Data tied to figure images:
|---|
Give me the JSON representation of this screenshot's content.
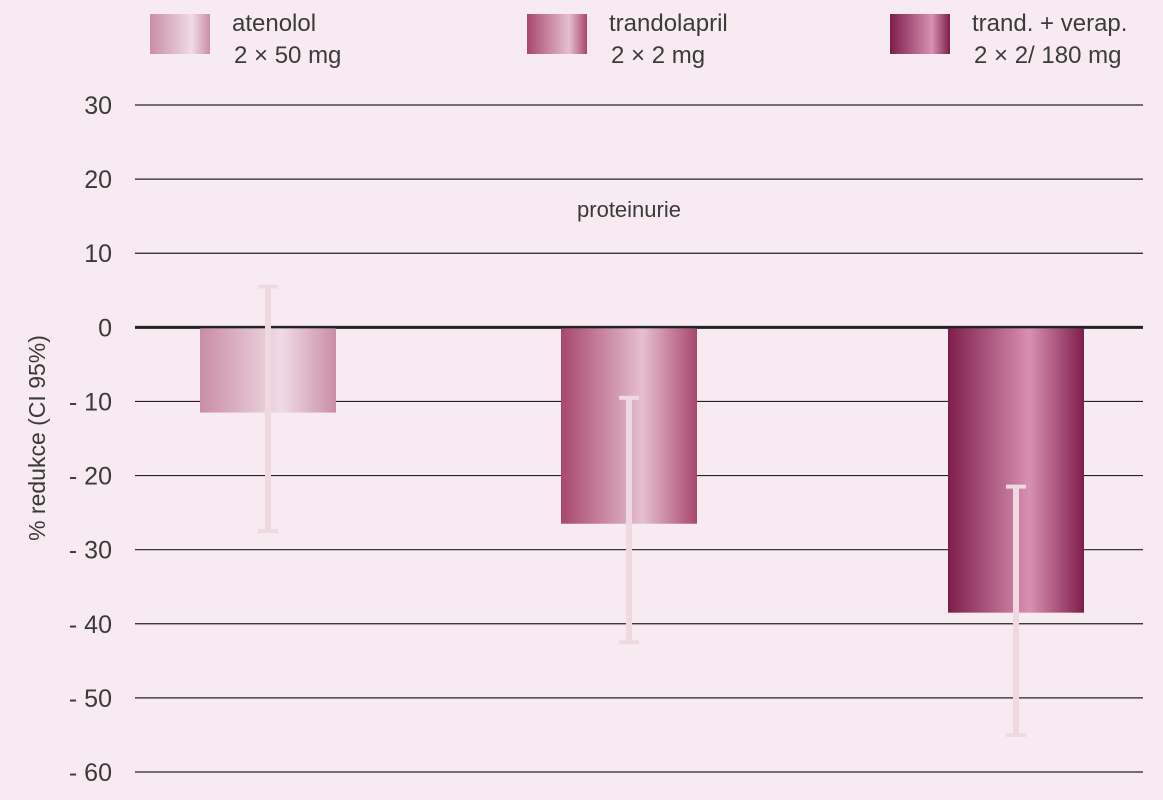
{
  "chart_data": {
    "type": "bar",
    "title": "",
    "annotation": "proteinurie",
    "xlabel": "",
    "ylabel": "% redukce (CI 95%)",
    "ylim": [
      -60,
      30
    ],
    "yticks": [
      30,
      20,
      10,
      0,
      -10,
      -20,
      -30,
      -40,
      -50,
      -60
    ],
    "ytick_labels": [
      "30",
      "20",
      "10",
      "0",
      "- 10",
      "- 20",
      "- 30",
      "- 40",
      "- 50",
      "- 60"
    ],
    "grid": true,
    "legend_position": "top",
    "categories": [
      "atenolol",
      "trandolapril",
      "trand. + verap."
    ],
    "series": [
      {
        "name": "atenolol",
        "dose": "2 × 50 mg",
        "value": -11.5,
        "ci": [
          -27.5,
          5.5
        ],
        "color_dark": "#c98da6",
        "color_light": "#f0dbe4"
      },
      {
        "name": "trandolapril",
        "dose": "2 × 2 mg",
        "value": -26.5,
        "ci": [
          -42.5,
          -9.5
        ],
        "color_dark": "#a8476e",
        "color_light": "#e5bfcf"
      },
      {
        "name": "trand. + verap.",
        "dose": "2 × 2/ 180 mg",
        "value": -38.5,
        "ci": [
          -55.0,
          -21.5
        ],
        "color_dark": "#7d1e4b",
        "color_light": "#d890b2"
      }
    ],
    "errorbar_color": "#f0d8e1",
    "background": "#f7ebf1",
    "gridline_color": "#222222"
  }
}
|---|
Work to be completed — Output every entry exactly, leaving out pictures.

Result below —
Give me the JSON representation of this screenshot's content.
{
  "chart_data": {
    "type": "bar",
    "title": "",
    "annotation": "proteinurie",
    "xlabel": "",
    "ylabel": "% redukce (CI 95%)",
    "ylim": [
      -60,
      30
    ],
    "yticks": [
      30,
      20,
      10,
      0,
      -10,
      -20,
      -30,
      -40,
      -50,
      -60
    ],
    "ytick_labels": [
      "30",
      "20",
      "10",
      "0",
      "- 10",
      "- 20",
      "- 30",
      "- 40",
      "- 50",
      "- 60"
    ],
    "grid": true,
    "legend_position": "top",
    "categories": [
      "atenolol",
      "trandolapril",
      "trand. + verap."
    ],
    "series": [
      {
        "name": "atenolol",
        "dose": "2 × 50 mg",
        "value": -11.5,
        "ci": [
          -27.5,
          5.5
        ],
        "color_dark": "#c98da6",
        "color_light": "#f0dbe4"
      },
      {
        "name": "trandolapril",
        "dose": "2 × 2 mg",
        "value": -26.5,
        "ci": [
          -42.5,
          -9.5
        ],
        "color_dark": "#a8476e",
        "color_light": "#e5bfcf"
      },
      {
        "name": "trand. + verap.",
        "dose": "2 × 2/ 180 mg",
        "value": -38.5,
        "ci": [
          -55.0,
          -21.5
        ],
        "color_dark": "#7d1e4b",
        "color_light": "#d890b2"
      }
    ],
    "errorbar_color": "#f0d8e1",
    "background": "#f7ebf1",
    "gridline_color": "#222222"
  }
}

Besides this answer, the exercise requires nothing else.